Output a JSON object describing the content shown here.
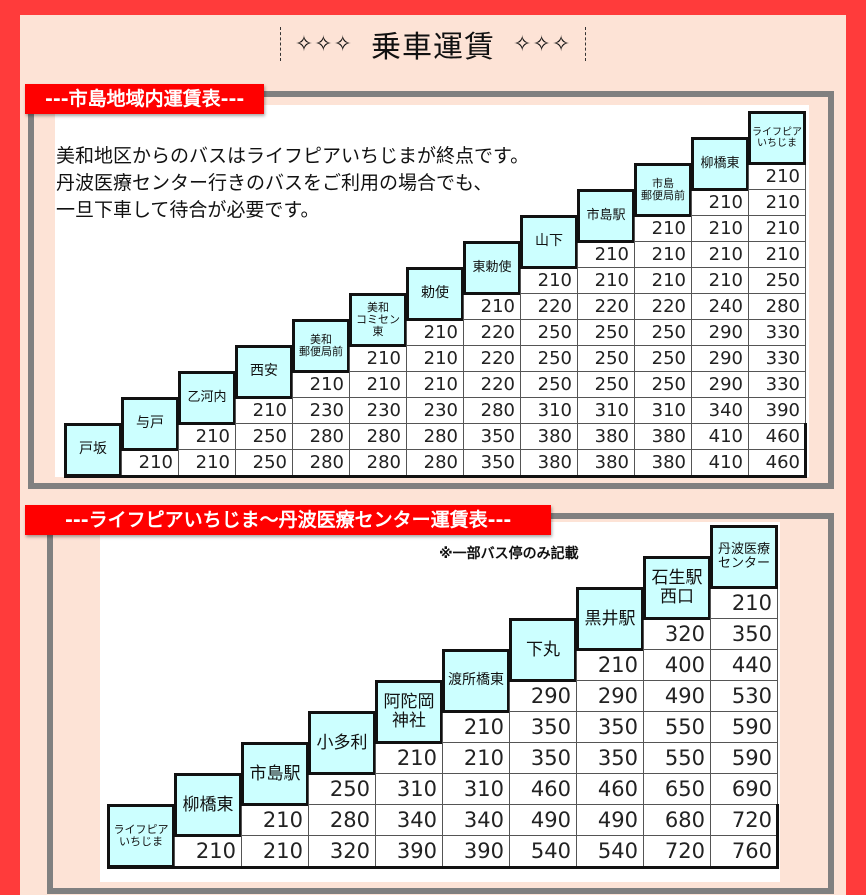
{
  "page_title": "乗車運賃",
  "title_stars": "✧✧✧",
  "section1": {
    "banner": "---市島地域内運賃表---",
    "note_lines": [
      "美和地区からのバスはライフピアいちじまが終点です。",
      "丹波医療センター行きのバスをご利用の場合でも、",
      "一旦下車して待合が必要です。"
    ],
    "stations": [
      "戸坂",
      "与戸",
      "乙河内",
      "西安",
      "美和\n郵便局前",
      "美和\nコミセン東",
      "勅使",
      "東勅使",
      "山下",
      "市島駅",
      "市島\n郵便局前",
      "柳橋東",
      "ライフピア\nいちじま"
    ],
    "columns": [
      [],
      [
        210
      ],
      [
        210,
        210
      ],
      [
        210,
        250,
        250
      ],
      [
        210,
        230,
        280,
        280
      ],
      [
        210,
        210,
        230,
        280,
        280
      ],
      [
        210,
        210,
        210,
        230,
        280,
        280
      ],
      [
        210,
        220,
        220,
        220,
        280,
        350,
        350
      ],
      [
        210,
        220,
        250,
        250,
        250,
        310,
        380,
        380
      ],
      [
        210,
        210,
        220,
        250,
        250,
        250,
        310,
        380,
        380
      ],
      [
        210,
        210,
        210,
        220,
        250,
        250,
        250,
        310,
        380,
        380
      ],
      [
        210,
        210,
        210,
        210,
        240,
        290,
        290,
        290,
        340,
        410,
        410
      ],
      [
        210,
        210,
        210,
        210,
        250,
        280,
        330,
        330,
        330,
        390,
        460,
        460
      ]
    ]
  },
  "section2": {
    "banner": "---ライフピアいちじま～丹波医療センター運賃表---",
    "note": "※一部バス停のみ記載",
    "stations": [
      "ライフピア\nいちじま",
      "柳橋東",
      "市島駅",
      "小多利",
      "阿陀岡\n神社",
      "渡所橋東",
      "下丸",
      "黒井駅",
      "石生駅\n西口",
      "丹波医療\nセンター"
    ],
    "columns": [
      [],
      [
        210
      ],
      [
        210,
        210
      ],
      [
        250,
        280,
        320
      ],
      [
        210,
        310,
        340,
        390
      ],
      [
        210,
        210,
        310,
        340,
        390
      ],
      [
        290,
        350,
        350,
        460,
        490,
        540
      ],
      [
        210,
        290,
        350,
        350,
        460,
        490,
        540
      ],
      [
        320,
        400,
        490,
        550,
        550,
        650,
        680,
        720
      ],
      [
        210,
        350,
        440,
        530,
        590,
        590,
        690,
        720,
        760
      ]
    ]
  }
}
=======
Write out again every line above exactly as given; the pictures do not belong in the copy.

Output a JSON object describing the content shown here.
{
  "page_title": "乗車運賃",
  "title_stars": "✧✧✧",
  "section1": {
    "banner": "---市島地域内運賃表---",
    "note_lines": [
      "美和地区からのバスはライフピアいちじまが終点です。",
      "丹波医療センター行きのバスをご利用の場合でも、",
      "一旦下車して待合が必要です。"
    ],
    "stations": [
      "戸坂",
      "与戸",
      "乙河内",
      "西安",
      "美和\n郵便局前",
      "美和\nコミセン東",
      "勅使",
      "東勅使",
      "山下",
      "市島駅",
      "市島\n郵便局前",
      "柳橋東",
      "ライフピア\nいちじま"
    ],
    "columns": [
      [],
      [
        210
      ],
      [
        210,
        210
      ],
      [
        210,
        250,
        250
      ],
      [
        210,
        230,
        280,
        280
      ],
      [
        210,
        210,
        230,
        280,
        280
      ],
      [
        210,
        210,
        210,
        230,
        280,
        280
      ],
      [
        210,
        220,
        220,
        220,
        280,
        350,
        350
      ],
      [
        210,
        220,
        250,
        250,
        250,
        310,
        380,
        380
      ],
      [
        210,
        210,
        220,
        250,
        250,
        250,
        310,
        380,
        380
      ],
      [
        210,
        210,
        210,
        220,
        250,
        250,
        250,
        310,
        380,
        380
      ],
      [
        210,
        210,
        210,
        210,
        240,
        290,
        290,
        290,
        340,
        410,
        410
      ],
      [
        210,
        210,
        210,
        210,
        250,
        280,
        330,
        330,
        330,
        390,
        460,
        460
      ]
    ]
  },
  "section2": {
    "banner": "---ライフピアいちじま～丹波医療センター運賃表---",
    "note": "※一部バス停のみ記載",
    "stations": [
      "ライフピア\nいちじま",
      "柳橋東",
      "市島駅",
      "小多利",
      "阿陀岡\n神社",
      "渡所橋東",
      "下丸",
      "黒井駅",
      "石生駅\n西口",
      "丹波医療\nセンター"
    ],
    "columns": [
      [],
      [
        210
      ],
      [
        210,
        210
      ],
      [
        250,
        280,
        320
      ],
      [
        210,
        310,
        340,
        390
      ],
      [
        210,
        210,
        310,
        340,
        390
      ],
      [
        290,
        350,
        350,
        460,
        490,
        540
      ],
      [
        210,
        290,
        350,
        350,
        460,
        490,
        540
      ],
      [
        320,
        400,
        490,
        550,
        550,
        650,
        680,
        720
      ],
      [
        210,
        350,
        440,
        530,
        590,
        590,
        690,
        720,
        760
      ]
    ]
  }
}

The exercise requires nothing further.